DATASET RECORDS:
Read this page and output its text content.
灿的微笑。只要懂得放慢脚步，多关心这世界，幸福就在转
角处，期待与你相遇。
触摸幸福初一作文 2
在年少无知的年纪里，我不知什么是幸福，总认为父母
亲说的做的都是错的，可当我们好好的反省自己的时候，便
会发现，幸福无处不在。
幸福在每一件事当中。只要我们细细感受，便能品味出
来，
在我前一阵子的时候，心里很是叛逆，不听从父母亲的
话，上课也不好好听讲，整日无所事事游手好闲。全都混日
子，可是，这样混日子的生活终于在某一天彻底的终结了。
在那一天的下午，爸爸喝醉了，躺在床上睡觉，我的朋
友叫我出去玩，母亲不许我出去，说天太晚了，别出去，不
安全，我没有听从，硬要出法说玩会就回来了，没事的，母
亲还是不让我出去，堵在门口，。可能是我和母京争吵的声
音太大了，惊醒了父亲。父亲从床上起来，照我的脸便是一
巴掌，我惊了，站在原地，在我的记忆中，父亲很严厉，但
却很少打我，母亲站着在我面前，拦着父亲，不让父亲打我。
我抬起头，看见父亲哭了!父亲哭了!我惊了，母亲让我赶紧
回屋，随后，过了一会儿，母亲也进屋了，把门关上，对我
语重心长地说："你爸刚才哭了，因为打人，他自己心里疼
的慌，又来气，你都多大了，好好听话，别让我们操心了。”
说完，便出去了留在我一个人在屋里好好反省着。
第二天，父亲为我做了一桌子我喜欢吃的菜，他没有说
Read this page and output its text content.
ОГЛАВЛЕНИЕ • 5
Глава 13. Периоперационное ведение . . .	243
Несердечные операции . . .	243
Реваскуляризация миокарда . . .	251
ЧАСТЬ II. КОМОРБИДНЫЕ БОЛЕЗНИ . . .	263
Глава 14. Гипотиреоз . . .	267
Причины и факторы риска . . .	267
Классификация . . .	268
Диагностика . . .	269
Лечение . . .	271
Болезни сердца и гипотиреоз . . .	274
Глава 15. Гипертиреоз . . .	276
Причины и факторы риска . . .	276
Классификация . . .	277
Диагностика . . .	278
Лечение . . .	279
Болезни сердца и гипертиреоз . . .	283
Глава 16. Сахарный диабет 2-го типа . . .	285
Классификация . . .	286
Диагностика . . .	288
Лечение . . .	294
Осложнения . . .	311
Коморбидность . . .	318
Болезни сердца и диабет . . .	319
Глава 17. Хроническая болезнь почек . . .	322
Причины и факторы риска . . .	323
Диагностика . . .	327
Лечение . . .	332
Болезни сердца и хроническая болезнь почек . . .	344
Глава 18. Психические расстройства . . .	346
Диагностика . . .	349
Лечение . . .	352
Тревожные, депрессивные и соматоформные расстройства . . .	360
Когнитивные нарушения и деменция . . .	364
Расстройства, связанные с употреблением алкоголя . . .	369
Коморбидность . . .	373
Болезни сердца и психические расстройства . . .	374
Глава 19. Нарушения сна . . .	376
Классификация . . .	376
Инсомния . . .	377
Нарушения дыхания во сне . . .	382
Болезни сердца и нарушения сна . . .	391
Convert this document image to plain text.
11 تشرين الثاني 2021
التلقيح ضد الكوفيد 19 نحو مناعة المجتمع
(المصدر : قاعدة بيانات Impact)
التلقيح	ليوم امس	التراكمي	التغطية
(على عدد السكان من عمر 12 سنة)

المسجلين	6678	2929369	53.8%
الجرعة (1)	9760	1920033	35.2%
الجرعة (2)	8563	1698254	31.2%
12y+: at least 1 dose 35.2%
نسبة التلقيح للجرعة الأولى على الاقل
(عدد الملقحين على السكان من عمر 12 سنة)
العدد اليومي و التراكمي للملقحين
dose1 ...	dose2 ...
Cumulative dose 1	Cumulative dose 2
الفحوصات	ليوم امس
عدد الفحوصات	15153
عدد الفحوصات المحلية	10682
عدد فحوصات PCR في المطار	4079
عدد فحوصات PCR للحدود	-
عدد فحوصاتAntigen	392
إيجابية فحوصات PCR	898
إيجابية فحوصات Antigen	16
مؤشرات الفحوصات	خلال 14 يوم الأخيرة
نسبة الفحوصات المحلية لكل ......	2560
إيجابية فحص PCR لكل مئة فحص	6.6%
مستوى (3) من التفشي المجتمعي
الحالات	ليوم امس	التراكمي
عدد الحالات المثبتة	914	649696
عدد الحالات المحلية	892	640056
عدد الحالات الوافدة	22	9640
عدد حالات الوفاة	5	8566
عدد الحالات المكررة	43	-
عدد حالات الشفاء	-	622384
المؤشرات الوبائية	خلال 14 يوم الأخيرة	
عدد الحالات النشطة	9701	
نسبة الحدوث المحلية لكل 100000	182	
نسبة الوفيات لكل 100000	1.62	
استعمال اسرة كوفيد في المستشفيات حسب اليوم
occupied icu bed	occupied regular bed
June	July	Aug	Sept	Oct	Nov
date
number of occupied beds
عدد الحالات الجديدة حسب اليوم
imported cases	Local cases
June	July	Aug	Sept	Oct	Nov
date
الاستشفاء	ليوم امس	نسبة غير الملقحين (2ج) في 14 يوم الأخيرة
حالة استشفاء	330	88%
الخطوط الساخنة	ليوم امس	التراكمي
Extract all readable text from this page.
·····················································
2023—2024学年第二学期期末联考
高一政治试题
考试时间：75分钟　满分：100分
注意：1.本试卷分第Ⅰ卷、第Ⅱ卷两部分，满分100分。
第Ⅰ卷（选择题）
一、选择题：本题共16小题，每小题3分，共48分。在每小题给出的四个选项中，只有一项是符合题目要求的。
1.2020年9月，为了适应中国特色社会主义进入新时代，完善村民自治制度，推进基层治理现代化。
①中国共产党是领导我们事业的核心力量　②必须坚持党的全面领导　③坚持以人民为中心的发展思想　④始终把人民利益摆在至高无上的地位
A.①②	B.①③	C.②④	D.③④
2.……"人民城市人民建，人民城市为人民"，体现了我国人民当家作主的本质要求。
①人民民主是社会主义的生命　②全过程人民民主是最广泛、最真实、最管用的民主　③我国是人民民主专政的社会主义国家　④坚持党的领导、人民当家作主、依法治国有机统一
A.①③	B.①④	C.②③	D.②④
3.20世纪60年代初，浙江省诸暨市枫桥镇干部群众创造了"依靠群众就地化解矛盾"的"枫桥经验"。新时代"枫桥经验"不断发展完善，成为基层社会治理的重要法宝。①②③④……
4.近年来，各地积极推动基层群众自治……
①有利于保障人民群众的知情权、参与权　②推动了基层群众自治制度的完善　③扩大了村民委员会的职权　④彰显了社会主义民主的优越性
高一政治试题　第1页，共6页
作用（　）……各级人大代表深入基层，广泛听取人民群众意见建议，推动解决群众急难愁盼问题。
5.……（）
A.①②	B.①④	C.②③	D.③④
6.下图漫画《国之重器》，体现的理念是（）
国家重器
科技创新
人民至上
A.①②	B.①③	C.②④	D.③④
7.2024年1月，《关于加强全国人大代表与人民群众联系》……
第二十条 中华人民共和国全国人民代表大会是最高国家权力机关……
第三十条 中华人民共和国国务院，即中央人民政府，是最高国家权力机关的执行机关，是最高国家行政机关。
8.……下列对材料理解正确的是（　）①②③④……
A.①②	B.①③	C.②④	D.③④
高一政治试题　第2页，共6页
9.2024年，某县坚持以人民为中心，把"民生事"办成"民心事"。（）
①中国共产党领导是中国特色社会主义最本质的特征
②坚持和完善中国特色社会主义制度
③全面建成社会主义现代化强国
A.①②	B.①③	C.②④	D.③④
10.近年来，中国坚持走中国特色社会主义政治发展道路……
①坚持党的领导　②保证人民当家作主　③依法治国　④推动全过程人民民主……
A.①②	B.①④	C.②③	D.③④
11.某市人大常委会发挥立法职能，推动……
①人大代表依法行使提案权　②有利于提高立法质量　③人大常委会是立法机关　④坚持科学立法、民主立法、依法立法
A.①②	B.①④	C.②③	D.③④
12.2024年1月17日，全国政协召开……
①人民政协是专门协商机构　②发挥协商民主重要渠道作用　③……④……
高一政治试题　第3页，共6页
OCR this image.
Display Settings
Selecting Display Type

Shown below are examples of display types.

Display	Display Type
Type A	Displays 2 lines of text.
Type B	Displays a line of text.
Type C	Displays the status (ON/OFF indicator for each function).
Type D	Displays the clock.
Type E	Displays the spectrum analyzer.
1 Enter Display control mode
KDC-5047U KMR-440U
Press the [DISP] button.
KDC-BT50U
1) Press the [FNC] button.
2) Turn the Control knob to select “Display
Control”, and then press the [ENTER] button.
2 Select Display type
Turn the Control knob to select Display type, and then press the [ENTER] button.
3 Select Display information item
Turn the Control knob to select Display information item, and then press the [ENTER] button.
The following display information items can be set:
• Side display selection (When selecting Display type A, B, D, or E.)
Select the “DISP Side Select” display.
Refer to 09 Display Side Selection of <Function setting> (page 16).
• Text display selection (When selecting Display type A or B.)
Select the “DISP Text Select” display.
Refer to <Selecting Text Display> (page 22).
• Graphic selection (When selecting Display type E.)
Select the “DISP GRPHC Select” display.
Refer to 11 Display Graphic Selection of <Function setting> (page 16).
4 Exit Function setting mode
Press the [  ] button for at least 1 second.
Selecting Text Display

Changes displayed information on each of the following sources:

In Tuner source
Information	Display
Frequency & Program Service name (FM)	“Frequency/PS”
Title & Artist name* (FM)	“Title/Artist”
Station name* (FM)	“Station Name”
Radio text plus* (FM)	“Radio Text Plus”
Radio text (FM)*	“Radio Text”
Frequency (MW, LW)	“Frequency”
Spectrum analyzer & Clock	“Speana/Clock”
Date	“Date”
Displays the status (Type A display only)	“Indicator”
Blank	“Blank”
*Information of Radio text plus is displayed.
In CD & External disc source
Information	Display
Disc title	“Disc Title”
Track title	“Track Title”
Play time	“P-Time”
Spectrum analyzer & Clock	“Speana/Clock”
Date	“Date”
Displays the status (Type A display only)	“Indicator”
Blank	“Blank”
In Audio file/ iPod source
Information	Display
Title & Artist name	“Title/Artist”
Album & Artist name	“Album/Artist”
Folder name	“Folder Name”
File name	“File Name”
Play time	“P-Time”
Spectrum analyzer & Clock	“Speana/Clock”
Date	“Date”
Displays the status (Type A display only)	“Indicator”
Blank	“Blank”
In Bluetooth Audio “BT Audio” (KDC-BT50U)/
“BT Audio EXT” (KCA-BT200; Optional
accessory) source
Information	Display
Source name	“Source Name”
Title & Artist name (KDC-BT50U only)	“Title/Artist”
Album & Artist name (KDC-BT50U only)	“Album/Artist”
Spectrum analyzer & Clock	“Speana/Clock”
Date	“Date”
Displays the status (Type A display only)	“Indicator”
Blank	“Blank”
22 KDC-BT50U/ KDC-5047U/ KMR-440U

EXERCISE AIM: Find the word "خلال" in the entries, and copy every line it shows up in.

FINAL RESULT:
مؤشرات الفحوصات	خلال 14 يوم الأخيرة
المؤشرات الوبائية	خلال 14 يوم الأخيرة	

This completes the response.